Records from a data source
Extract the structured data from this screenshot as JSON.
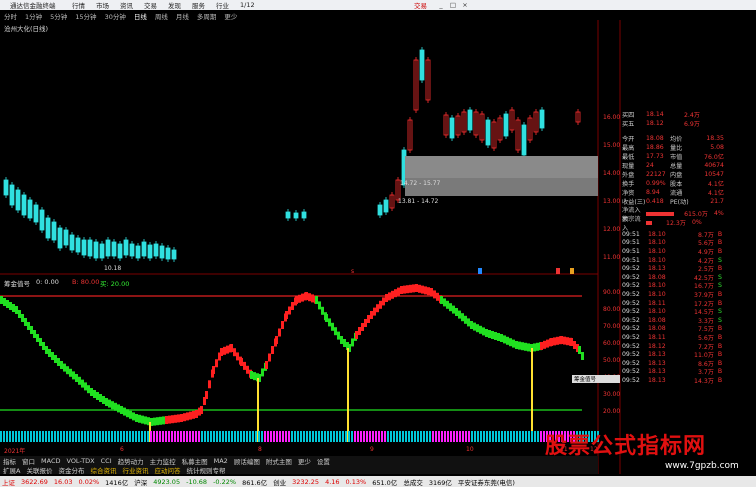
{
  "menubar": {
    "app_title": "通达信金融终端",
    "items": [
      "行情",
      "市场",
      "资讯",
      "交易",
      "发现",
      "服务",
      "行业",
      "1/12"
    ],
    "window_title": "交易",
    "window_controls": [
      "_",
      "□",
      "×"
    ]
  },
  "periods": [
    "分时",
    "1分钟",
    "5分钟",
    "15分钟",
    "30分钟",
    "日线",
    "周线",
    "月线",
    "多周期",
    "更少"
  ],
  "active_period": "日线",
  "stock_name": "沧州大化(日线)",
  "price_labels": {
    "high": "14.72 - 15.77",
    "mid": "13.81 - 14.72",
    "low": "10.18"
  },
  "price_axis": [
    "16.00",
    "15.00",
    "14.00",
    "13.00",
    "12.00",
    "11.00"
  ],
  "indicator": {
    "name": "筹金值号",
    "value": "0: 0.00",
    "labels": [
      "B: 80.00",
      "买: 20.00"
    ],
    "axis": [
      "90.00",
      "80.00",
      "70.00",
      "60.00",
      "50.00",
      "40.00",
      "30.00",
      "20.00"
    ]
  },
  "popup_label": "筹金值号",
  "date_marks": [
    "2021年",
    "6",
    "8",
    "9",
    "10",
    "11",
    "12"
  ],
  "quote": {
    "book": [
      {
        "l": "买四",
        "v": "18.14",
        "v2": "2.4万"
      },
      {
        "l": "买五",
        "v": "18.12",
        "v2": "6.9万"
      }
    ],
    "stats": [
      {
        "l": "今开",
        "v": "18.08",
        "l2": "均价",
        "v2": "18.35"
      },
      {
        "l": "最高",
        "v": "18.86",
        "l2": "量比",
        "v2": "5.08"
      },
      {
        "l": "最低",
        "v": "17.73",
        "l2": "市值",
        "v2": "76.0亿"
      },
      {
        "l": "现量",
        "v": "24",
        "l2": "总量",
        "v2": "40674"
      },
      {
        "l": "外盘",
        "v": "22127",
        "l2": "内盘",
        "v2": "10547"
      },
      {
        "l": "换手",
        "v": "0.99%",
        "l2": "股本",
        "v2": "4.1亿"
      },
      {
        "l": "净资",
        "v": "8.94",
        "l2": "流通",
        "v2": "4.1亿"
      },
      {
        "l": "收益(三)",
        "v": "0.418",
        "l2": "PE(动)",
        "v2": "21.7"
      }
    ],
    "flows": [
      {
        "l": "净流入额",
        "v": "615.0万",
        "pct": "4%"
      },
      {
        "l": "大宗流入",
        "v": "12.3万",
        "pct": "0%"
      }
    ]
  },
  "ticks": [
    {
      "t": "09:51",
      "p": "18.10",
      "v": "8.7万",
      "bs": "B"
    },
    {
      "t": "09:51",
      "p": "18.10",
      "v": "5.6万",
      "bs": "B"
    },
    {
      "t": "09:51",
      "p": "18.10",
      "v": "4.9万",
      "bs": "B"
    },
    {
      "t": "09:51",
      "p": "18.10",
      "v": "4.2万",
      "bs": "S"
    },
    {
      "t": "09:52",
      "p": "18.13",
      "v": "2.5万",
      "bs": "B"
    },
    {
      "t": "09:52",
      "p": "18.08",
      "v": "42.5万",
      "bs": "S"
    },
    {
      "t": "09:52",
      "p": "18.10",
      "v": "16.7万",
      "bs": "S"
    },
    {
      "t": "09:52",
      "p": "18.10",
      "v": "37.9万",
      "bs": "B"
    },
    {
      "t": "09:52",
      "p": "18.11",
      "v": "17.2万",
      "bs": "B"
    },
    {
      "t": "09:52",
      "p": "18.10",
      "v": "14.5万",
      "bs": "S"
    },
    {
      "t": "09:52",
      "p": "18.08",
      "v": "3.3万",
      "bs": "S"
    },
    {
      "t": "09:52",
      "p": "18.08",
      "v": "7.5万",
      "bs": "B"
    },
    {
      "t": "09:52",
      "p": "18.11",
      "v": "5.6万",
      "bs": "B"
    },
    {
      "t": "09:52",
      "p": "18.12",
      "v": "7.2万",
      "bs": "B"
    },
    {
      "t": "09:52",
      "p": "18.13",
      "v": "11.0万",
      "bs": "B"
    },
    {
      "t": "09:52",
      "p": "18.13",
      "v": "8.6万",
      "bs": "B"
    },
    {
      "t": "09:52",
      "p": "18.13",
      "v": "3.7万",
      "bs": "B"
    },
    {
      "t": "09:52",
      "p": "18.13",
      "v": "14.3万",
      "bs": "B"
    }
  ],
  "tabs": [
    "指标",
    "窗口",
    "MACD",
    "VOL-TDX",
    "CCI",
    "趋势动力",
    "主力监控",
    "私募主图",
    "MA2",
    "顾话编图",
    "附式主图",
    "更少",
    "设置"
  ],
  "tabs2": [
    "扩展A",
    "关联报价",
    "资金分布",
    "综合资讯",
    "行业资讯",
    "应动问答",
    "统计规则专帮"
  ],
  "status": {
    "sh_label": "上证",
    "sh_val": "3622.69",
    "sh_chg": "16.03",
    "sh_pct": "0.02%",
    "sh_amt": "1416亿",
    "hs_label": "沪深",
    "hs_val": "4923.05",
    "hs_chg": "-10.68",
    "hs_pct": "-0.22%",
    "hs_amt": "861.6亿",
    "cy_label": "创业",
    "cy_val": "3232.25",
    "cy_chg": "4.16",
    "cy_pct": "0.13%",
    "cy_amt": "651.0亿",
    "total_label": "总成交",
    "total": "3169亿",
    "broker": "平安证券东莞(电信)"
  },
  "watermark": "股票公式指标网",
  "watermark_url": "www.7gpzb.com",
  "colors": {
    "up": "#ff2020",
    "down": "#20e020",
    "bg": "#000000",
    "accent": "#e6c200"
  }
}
==
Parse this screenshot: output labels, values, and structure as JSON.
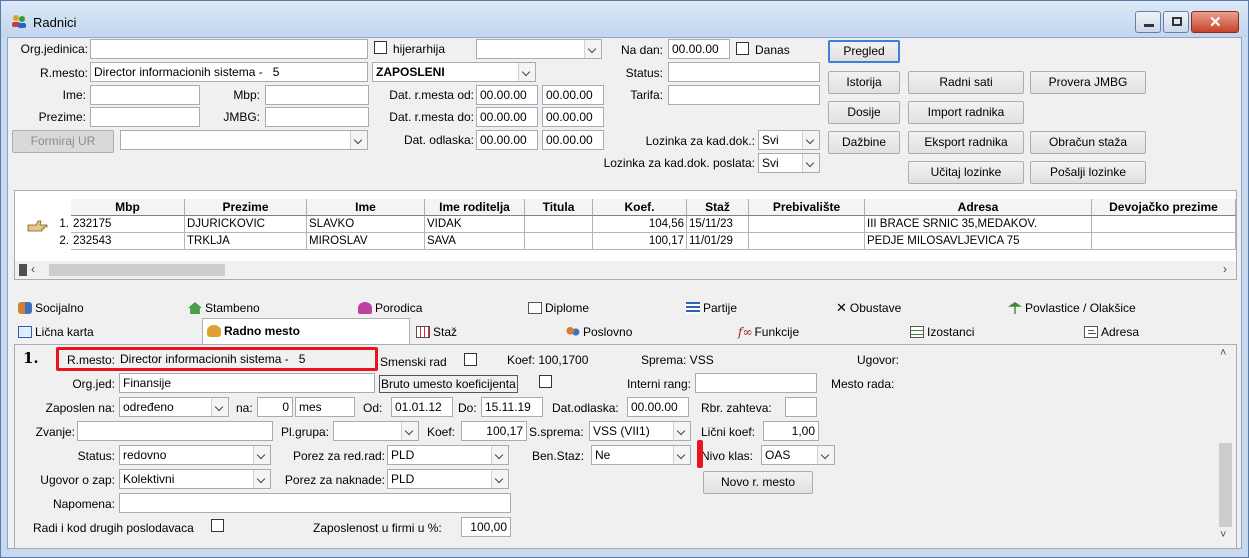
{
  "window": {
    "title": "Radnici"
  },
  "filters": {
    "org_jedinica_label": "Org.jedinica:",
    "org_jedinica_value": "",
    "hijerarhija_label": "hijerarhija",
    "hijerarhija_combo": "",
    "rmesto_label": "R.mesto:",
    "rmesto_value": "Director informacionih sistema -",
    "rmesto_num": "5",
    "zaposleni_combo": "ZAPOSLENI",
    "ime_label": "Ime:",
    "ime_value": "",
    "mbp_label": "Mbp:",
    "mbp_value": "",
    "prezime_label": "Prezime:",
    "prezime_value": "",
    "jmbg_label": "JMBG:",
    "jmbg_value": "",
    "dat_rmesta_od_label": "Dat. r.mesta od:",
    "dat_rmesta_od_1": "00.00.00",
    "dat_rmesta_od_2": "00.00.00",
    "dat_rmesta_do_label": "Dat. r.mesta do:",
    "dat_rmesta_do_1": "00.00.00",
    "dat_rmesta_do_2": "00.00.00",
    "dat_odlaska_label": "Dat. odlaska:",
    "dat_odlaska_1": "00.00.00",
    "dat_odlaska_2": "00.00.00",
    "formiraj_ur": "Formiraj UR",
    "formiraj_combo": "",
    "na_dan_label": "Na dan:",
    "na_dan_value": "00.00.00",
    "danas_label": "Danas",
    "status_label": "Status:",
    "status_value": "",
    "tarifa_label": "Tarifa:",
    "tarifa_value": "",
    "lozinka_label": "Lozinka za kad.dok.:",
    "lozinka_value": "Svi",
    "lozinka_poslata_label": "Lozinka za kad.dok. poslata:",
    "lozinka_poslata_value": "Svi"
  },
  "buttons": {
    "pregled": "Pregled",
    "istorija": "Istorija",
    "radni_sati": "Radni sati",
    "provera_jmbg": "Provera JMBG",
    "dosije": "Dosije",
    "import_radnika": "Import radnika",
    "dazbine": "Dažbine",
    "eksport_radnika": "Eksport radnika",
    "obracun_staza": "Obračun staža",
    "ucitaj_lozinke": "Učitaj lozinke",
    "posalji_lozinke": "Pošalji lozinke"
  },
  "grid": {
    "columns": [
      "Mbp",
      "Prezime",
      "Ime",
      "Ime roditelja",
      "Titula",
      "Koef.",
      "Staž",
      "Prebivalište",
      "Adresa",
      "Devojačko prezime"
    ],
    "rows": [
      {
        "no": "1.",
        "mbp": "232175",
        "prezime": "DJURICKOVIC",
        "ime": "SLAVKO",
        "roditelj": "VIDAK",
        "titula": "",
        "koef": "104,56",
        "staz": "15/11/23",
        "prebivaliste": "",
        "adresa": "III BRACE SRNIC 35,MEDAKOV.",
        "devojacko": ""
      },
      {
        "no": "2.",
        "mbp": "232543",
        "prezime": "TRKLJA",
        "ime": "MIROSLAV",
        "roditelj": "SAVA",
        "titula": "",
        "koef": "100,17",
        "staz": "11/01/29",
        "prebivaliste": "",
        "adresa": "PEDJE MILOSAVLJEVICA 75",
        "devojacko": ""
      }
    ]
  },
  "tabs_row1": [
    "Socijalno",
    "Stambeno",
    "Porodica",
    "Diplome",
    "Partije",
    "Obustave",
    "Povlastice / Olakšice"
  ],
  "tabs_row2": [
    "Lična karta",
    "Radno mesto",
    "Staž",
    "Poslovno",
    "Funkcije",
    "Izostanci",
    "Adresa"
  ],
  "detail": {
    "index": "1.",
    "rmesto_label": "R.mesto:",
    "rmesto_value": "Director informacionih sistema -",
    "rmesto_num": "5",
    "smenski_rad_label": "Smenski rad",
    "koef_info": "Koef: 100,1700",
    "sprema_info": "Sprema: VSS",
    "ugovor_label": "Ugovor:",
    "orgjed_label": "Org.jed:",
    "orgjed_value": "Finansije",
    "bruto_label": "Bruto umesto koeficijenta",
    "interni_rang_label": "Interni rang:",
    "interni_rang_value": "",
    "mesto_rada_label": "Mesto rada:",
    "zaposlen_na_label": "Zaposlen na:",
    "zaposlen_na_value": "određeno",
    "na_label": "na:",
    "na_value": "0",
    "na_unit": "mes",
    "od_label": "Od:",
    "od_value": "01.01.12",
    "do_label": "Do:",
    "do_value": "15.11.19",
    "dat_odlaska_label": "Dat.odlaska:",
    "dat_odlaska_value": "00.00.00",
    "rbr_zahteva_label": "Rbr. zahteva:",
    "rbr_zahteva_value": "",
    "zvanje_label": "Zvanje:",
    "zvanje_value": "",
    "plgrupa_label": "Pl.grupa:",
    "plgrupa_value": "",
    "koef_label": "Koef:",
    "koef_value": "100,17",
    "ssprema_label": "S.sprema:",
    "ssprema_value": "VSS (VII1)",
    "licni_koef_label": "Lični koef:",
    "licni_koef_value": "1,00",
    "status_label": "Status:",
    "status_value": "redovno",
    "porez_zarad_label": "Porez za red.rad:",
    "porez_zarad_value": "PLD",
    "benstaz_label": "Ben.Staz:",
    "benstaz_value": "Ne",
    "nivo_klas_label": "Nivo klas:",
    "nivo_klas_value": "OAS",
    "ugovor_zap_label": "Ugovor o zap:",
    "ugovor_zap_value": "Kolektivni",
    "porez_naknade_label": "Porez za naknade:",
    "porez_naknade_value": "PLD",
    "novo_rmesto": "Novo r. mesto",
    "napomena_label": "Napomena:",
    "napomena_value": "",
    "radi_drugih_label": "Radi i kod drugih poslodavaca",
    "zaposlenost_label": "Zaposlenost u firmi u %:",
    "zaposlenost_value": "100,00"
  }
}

INSTRUCTIONS FOR THE TASK
Working from the listing above, pick out every line that has "JSON" and copy it.

SOLUTION TO THIS EXERCISE
Extract the structured data from this screenshot as JSON.
Parse this screenshot: output labels, values, and structure as JSON.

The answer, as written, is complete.